### Instruction
Single out the lines that include the word "宜春幼儿师范高等专科学校". Copy them.

### Records provided
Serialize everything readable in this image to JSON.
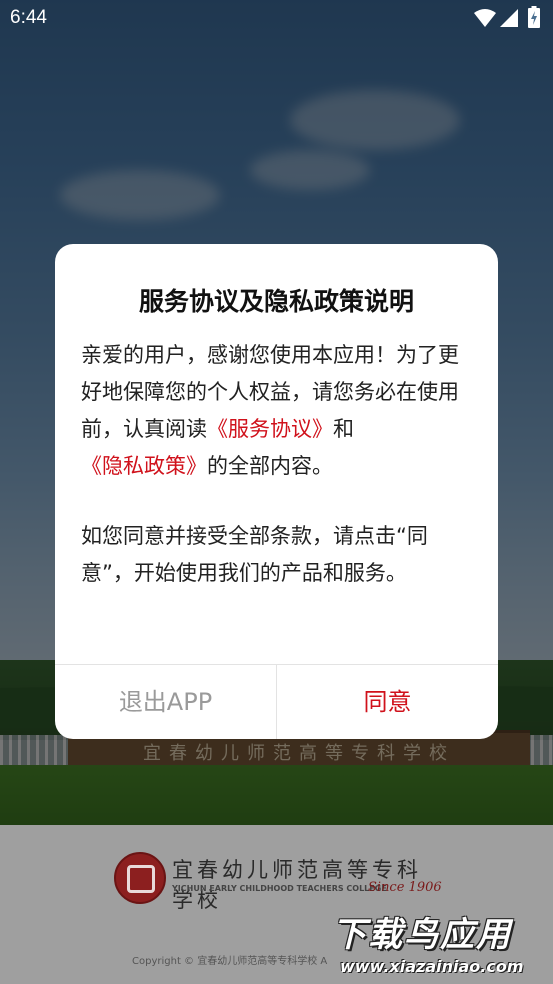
{
  "status_bar": {
    "time": "6:44"
  },
  "background": {
    "wall_sign": "宜春幼儿师范高等专科学校",
    "logo": {
      "name_cn": "宜春幼儿师范高等专科学校",
      "name_en": "YICHUN EARLY CHILDHOOD TEACHERS COLLEGE",
      "since": "Since 1906"
    },
    "copyright": "Copyright © 宜春幼儿师范高等专科学校 A"
  },
  "watermark": {
    "main": "下载鸟应用",
    "url": "www.xiazainiao.com"
  },
  "dialog": {
    "title": "服务协议及隐私政策说明",
    "para1": {
      "text1": "亲爱的用户，感谢您使用本应用！为了更好地保障您的个人权益，请您务必在使用前，认真阅读",
      "link_service": "《服务协议》",
      "text2": "和",
      "link_privacy": "《隐私政策》",
      "text3": "的全部内容。"
    },
    "para2": "如您同意并接受全部条款，请点击“同意”，开始使用我们的产品和服务。",
    "exit_label": "退出APP",
    "agree_label": "同意"
  },
  "colors": {
    "accent_red": "#d0111b",
    "disabled_gray": "#9a9a9a"
  }
}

### Final result
    "wall_sign": "宜春幼儿师范高等专科学校",
      "name_cn": "宜春幼儿师范高等专科学校",
    "copyright": "Copyright © 宜春幼儿师范高等专科学校 A"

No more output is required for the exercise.